■ Given task ■
Can you update the items below so that every "Cargar más" becomes "Mostrar más", with nothing else changed?
⟨
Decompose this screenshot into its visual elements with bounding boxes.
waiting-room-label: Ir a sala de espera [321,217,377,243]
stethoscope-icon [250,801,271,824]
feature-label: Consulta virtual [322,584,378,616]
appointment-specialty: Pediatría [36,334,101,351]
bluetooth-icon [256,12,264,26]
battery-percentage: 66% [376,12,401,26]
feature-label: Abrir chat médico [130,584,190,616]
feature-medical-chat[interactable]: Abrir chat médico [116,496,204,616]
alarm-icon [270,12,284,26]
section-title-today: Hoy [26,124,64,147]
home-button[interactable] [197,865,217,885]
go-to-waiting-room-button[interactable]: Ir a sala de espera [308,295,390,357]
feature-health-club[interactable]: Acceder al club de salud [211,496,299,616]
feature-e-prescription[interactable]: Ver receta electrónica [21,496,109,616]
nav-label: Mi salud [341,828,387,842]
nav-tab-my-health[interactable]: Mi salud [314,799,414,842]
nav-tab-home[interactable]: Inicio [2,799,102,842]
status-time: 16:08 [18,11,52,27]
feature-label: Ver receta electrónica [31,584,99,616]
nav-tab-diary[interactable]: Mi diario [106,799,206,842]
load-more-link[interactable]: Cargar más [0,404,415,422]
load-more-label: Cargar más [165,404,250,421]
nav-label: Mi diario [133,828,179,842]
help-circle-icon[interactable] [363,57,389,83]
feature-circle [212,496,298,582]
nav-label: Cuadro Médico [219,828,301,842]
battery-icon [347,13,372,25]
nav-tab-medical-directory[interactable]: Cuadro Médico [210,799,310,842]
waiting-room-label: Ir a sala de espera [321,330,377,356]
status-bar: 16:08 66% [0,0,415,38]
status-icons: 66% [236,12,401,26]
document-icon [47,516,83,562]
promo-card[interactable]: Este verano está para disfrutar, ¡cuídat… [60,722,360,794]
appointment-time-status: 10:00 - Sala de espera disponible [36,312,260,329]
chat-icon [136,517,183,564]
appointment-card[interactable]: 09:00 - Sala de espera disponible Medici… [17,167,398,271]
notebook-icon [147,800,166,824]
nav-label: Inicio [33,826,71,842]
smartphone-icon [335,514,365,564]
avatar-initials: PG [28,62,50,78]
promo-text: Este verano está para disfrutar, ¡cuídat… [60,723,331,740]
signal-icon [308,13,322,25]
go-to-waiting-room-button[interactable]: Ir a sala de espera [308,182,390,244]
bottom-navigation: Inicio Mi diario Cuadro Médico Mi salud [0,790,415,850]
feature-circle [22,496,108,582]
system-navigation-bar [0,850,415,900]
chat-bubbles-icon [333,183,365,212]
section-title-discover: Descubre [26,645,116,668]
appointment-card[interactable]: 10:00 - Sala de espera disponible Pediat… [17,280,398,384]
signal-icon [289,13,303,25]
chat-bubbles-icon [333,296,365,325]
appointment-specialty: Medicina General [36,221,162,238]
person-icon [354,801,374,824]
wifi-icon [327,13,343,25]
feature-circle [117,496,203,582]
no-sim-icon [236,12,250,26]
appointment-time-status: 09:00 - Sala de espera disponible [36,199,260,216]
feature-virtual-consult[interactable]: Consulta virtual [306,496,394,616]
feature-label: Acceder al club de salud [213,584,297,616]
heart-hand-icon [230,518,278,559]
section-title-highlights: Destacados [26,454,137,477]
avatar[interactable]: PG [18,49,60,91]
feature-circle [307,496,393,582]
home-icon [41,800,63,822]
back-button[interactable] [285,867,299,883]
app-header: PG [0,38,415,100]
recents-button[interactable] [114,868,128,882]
⟩
■ Answer to the problem ■
Decompose this screenshot into its visual elements with bounding boxes.
waiting-room-label: Ir a sala de espera [321,217,377,243]
stethoscope-icon [250,801,271,824]
feature-label: Consulta virtual [322,584,378,616]
appointment-specialty: Pediatría [36,334,101,351]
bluetooth-icon [256,12,264,26]
battery-percentage: 66% [376,12,401,26]
feature-label: Abrir chat médico [130,584,190,616]
feature-medical-chat[interactable]: Abrir chat médico [116,496,204,616]
alarm-icon [270,12,284,26]
section-title-today: Hoy [26,124,64,147]
home-button[interactable] [197,865,217,885]
go-to-waiting-room-button[interactable]: Ir a sala de espera [308,295,390,357]
feature-health-club[interactable]: Acceder al club de salud [211,496,299,616]
feature-e-prescription[interactable]: Ver receta electrónica [21,496,109,616]
nav-label: Mi salud [341,828,387,842]
nav-tab-my-health[interactable]: Mi salud [314,799,414,842]
nav-tab-home[interactable]: Inicio [2,799,102,842]
status-time: 16:08 [18,11,52,27]
feature-label: Ver receta electrónica [31,584,99,616]
nav-tab-diary[interactable]: Mi diario [106,799,206,842]
load-more-link[interactable]: Mostrar más [0,404,415,422]
load-more-label: Mostrar más [165,404,250,421]
nav-label: Mi diario [133,828,179,842]
help-circle-icon[interactable] [363,57,389,83]
feature-circle [212,496,298,582]
nav-label: Cuadro Médico [219,828,301,842]
battery-icon [347,13,372,25]
nav-tab-medical-directory[interactable]: Cuadro Médico [210,799,310,842]
waiting-room-label: Ir a sala de espera [321,330,377,356]
status-bar: 16:08 66% [0,0,415,38]
status-icons: 66% [236,12,401,26]
document-icon [47,516,83,562]
promo-card[interactable]: Este verano está para disfrutar, ¡cuídat… [60,722,360,794]
appointment-time-status: 10:00 - Sala de espera disponible [36,312,260,329]
chat-icon [136,517,183,564]
appointment-card[interactable]: 09:00 - Sala de espera disponible Medici… [17,167,398,271]
notebook-icon [147,800,166,824]
nav-label: Inicio [33,826,71,842]
smartphone-icon [335,514,365,564]
avatar-initials: PG [28,62,50,78]
promo-text: Este verano está para disfrutar, ¡cuídat… [60,723,331,740]
signal-icon [308,13,322,25]
go-to-waiting-room-button[interactable]: Ir a sala de espera [308,182,390,244]
bottom-navigation: Inicio Mi diario Cuadro Médico Mi salud [0,790,415,850]
feature-circle [22,496,108,582]
system-navigation-bar [0,850,415,900]
chat-bubbles-icon [333,183,365,212]
section-title-discover: Descubre [26,645,116,668]
appointment-card[interactable]: 10:00 - Sala de espera disponible Pediat… [17,280,398,384]
signal-icon [289,13,303,25]
chat-bubbles-icon [333,296,365,325]
appointment-specialty: Medicina General [36,221,162,238]
person-icon [354,801,374,824]
wifi-icon [327,13,343,25]
feature-circle [117,496,203,582]
no-sim-icon [236,12,250,26]
appointment-time-status: 09:00 - Sala de espera disponible [36,199,260,216]
feature-virtual-consult[interactable]: Consulta virtual [306,496,394,616]
feature-label: Acceder al club de salud [213,584,297,616]
heart-hand-icon [230,518,278,559]
section-title-highlights: Destacados [26,454,137,477]
avatar[interactable]: PG [18,49,60,91]
feature-circle [307,496,393,582]
home-icon [41,800,63,822]
back-button[interactable] [285,867,299,883]
app-header: PG [0,38,415,100]
recents-button[interactable] [114,868,128,882]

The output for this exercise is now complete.